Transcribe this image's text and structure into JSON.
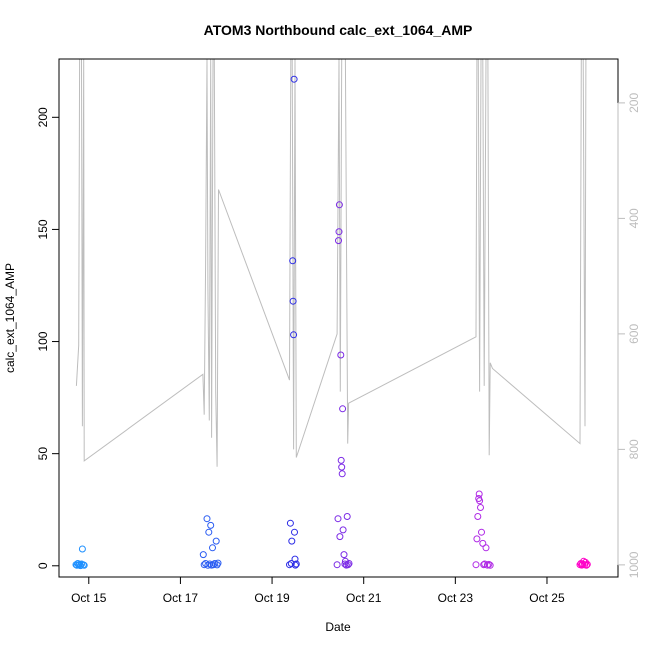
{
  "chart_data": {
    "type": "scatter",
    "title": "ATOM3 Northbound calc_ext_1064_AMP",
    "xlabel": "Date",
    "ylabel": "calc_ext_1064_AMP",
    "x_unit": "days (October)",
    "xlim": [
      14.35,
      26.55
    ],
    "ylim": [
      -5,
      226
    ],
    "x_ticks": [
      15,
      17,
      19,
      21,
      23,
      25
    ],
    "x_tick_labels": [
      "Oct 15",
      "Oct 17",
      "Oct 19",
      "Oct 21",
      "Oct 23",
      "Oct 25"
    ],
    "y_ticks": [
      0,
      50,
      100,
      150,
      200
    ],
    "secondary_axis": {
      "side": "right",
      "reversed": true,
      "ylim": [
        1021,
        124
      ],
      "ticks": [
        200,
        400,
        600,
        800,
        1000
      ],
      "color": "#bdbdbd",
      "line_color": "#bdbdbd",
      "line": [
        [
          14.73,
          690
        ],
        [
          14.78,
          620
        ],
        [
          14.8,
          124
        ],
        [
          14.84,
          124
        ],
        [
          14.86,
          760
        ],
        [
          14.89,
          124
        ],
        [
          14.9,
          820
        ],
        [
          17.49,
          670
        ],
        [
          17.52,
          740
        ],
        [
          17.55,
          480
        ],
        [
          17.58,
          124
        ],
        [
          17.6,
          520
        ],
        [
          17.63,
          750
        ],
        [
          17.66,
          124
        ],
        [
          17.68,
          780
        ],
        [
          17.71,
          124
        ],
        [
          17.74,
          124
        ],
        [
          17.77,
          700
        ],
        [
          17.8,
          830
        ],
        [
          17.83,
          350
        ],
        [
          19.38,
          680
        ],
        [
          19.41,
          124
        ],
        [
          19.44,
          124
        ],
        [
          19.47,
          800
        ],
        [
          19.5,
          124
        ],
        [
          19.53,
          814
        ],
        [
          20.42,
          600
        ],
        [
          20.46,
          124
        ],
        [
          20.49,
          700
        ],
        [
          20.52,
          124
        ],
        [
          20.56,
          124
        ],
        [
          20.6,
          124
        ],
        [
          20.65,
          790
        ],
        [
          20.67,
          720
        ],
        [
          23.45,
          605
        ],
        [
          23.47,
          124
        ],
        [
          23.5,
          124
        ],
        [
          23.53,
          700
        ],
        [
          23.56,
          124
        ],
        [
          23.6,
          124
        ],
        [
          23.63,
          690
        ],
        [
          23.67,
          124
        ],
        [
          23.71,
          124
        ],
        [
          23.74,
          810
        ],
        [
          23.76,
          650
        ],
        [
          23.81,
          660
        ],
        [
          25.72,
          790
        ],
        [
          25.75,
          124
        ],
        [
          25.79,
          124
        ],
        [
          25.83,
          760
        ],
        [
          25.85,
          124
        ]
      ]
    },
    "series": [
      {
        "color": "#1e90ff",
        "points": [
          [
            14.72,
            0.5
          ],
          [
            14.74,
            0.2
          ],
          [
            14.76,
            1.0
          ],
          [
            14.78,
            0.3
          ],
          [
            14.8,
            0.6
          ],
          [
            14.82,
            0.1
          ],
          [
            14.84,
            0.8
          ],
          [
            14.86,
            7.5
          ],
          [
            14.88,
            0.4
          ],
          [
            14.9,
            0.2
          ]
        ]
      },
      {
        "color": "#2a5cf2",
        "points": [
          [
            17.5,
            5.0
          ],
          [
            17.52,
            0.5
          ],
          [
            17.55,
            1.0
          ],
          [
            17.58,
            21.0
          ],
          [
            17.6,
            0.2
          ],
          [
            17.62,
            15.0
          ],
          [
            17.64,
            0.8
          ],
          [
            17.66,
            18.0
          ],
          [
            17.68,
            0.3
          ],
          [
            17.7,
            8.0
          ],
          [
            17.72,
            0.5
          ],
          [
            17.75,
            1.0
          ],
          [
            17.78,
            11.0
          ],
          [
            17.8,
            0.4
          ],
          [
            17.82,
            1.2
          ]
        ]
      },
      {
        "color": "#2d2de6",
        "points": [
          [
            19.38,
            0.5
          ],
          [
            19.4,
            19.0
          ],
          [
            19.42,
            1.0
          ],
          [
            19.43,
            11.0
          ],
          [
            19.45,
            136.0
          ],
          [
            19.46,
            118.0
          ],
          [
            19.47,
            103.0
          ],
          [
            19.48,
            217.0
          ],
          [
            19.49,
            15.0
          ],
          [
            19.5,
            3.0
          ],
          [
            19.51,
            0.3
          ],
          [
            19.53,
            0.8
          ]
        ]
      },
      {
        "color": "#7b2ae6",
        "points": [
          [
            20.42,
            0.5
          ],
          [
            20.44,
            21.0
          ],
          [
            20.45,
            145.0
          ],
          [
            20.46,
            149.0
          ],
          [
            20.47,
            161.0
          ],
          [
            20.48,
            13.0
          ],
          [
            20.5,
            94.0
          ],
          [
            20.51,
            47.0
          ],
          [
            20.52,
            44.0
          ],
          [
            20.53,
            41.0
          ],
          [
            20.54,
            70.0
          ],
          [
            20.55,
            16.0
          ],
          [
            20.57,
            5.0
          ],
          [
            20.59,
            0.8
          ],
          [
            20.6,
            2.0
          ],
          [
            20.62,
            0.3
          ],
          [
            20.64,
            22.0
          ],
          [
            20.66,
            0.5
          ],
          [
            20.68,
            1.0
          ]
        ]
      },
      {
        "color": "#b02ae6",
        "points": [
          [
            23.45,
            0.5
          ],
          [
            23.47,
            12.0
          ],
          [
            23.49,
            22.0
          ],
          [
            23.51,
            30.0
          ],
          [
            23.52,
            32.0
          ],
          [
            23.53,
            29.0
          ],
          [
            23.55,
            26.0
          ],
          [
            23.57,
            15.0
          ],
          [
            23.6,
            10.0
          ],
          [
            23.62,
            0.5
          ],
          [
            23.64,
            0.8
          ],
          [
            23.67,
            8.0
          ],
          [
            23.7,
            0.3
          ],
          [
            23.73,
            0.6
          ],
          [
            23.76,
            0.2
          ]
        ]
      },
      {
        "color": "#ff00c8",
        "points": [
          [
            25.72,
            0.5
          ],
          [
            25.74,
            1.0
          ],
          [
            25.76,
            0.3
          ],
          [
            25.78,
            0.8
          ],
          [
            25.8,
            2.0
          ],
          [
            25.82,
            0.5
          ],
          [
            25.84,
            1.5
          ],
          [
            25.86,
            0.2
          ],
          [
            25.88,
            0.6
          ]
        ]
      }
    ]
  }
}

□ □ □ □ □ □ □

Transcribe every entry word for word, but omit the pictures.

EXERCISE RESULT →
Transcribe this image's text and structure into JSON.
{
  "chart_data": {
    "type": "scatter",
    "title": "ATOM3 Northbound calc_ext_1064_AMP",
    "xlabel": "Date",
    "ylabel": "calc_ext_1064_AMP",
    "x_unit": "days (October)",
    "xlim": [
      14.35,
      26.55
    ],
    "ylim": [
      -5,
      226
    ],
    "x_ticks": [
      15,
      17,
      19,
      21,
      23,
      25
    ],
    "x_tick_labels": [
      "Oct 15",
      "Oct 17",
      "Oct 19",
      "Oct 21",
      "Oct 23",
      "Oct 25"
    ],
    "y_ticks": [
      0,
      50,
      100,
      150,
      200
    ],
    "secondary_axis": {
      "side": "right",
      "reversed": true,
      "ylim": [
        1021,
        124
      ],
      "ticks": [
        200,
        400,
        600,
        800,
        1000
      ],
      "color": "#bdbdbd",
      "line_color": "#bdbdbd",
      "line": [
        [
          14.73,
          690
        ],
        [
          14.78,
          620
        ],
        [
          14.8,
          124
        ],
        [
          14.84,
          124
        ],
        [
          14.86,
          760
        ],
        [
          14.89,
          124
        ],
        [
          14.9,
          820
        ],
        [
          17.49,
          670
        ],
        [
          17.52,
          740
        ],
        [
          17.55,
          480
        ],
        [
          17.58,
          124
        ],
        [
          17.6,
          520
        ],
        [
          17.63,
          750
        ],
        [
          17.66,
          124
        ],
        [
          17.68,
          780
        ],
        [
          17.71,
          124
        ],
        [
          17.74,
          124
        ],
        [
          17.77,
          700
        ],
        [
          17.8,
          830
        ],
        [
          17.83,
          350
        ],
        [
          19.38,
          680
        ],
        [
          19.41,
          124
        ],
        [
          19.44,
          124
        ],
        [
          19.47,
          800
        ],
        [
          19.5,
          124
        ],
        [
          19.53,
          814
        ],
        [
          20.42,
          600
        ],
        [
          20.46,
          124
        ],
        [
          20.49,
          700
        ],
        [
          20.52,
          124
        ],
        [
          20.56,
          124
        ],
        [
          20.6,
          124
        ],
        [
          20.65,
          790
        ],
        [
          20.67,
          720
        ],
        [
          23.45,
          605
        ],
        [
          23.47,
          124
        ],
        [
          23.5,
          124
        ],
        [
          23.53,
          700
        ],
        [
          23.56,
          124
        ],
        [
          23.6,
          124
        ],
        [
          23.63,
          690
        ],
        [
          23.67,
          124
        ],
        [
          23.71,
          124
        ],
        [
          23.74,
          810
        ],
        [
          23.76,
          650
        ],
        [
          23.81,
          660
        ],
        [
          25.72,
          790
        ],
        [
          25.75,
          124
        ],
        [
          25.79,
          124
        ],
        [
          25.83,
          760
        ],
        [
          25.85,
          124
        ]
      ]
    },
    "series": [
      {
        "color": "#1e90ff",
        "points": [
          [
            14.72,
            0.5
          ],
          [
            14.74,
            0.2
          ],
          [
            14.76,
            1.0
          ],
          [
            14.78,
            0.3
          ],
          [
            14.8,
            0.6
          ],
          [
            14.82,
            0.1
          ],
          [
            14.84,
            0.8
          ],
          [
            14.86,
            7.5
          ],
          [
            14.88,
            0.4
          ],
          [
            14.9,
            0.2
          ]
        ]
      },
      {
        "color": "#2a5cf2",
        "points": [
          [
            17.5,
            5.0
          ],
          [
            17.52,
            0.5
          ],
          [
            17.55,
            1.0
          ],
          [
            17.58,
            21.0
          ],
          [
            17.6,
            0.2
          ],
          [
            17.62,
            15.0
          ],
          [
            17.64,
            0.8
          ],
          [
            17.66,
            18.0
          ],
          [
            17.68,
            0.3
          ],
          [
            17.7,
            8.0
          ],
          [
            17.72,
            0.5
          ],
          [
            17.75,
            1.0
          ],
          [
            17.78,
            11.0
          ],
          [
            17.8,
            0.4
          ],
          [
            17.82,
            1.2
          ]
        ]
      },
      {
        "color": "#2d2de6",
        "points": [
          [
            19.38,
            0.5
          ],
          [
            19.4,
            19.0
          ],
          [
            19.42,
            1.0
          ],
          [
            19.43,
            11.0
          ],
          [
            19.45,
            136.0
          ],
          [
            19.46,
            118.0
          ],
          [
            19.47,
            103.0
          ],
          [
            19.48,
            217.0
          ],
          [
            19.49,
            15.0
          ],
          [
            19.5,
            3.0
          ],
          [
            19.51,
            0.3
          ],
          [
            19.53,
            0.8
          ]
        ]
      },
      {
        "color": "#7b2ae6",
        "points": [
          [
            20.42,
            0.5
          ],
          [
            20.44,
            21.0
          ],
          [
            20.45,
            145.0
          ],
          [
            20.46,
            149.0
          ],
          [
            20.47,
            161.0
          ],
          [
            20.48,
            13.0
          ],
          [
            20.5,
            94.0
          ],
          [
            20.51,
            47.0
          ],
          [
            20.52,
            44.0
          ],
          [
            20.53,
            41.0
          ],
          [
            20.54,
            70.0
          ],
          [
            20.55,
            16.0
          ],
          [
            20.57,
            5.0
          ],
          [
            20.59,
            0.8
          ],
          [
            20.6,
            2.0
          ],
          [
            20.62,
            0.3
          ],
          [
            20.64,
            22.0
          ],
          [
            20.66,
            0.5
          ],
          [
            20.68,
            1.0
          ]
        ]
      },
      {
        "color": "#b02ae6",
        "points": [
          [
            23.45,
            0.5
          ],
          [
            23.47,
            12.0
          ],
          [
            23.49,
            22.0
          ],
          [
            23.51,
            30.0
          ],
          [
            23.52,
            32.0
          ],
          [
            23.53,
            29.0
          ],
          [
            23.55,
            26.0
          ],
          [
            23.57,
            15.0
          ],
          [
            23.6,
            10.0
          ],
          [
            23.62,
            0.5
          ],
          [
            23.64,
            0.8
          ],
          [
            23.67,
            8.0
          ],
          [
            23.7,
            0.3
          ],
          [
            23.73,
            0.6
          ],
          [
            23.76,
            0.2
          ]
        ]
      },
      {
        "color": "#ff00c8",
        "points": [
          [
            25.72,
            0.5
          ],
          [
            25.74,
            1.0
          ],
          [
            25.76,
            0.3
          ],
          [
            25.78,
            0.8
          ],
          [
            25.8,
            2.0
          ],
          [
            25.82,
            0.5
          ],
          [
            25.84,
            1.5
          ],
          [
            25.86,
            0.2
          ],
          [
            25.88,
            0.6
          ]
        ]
      }
    ]
  }
}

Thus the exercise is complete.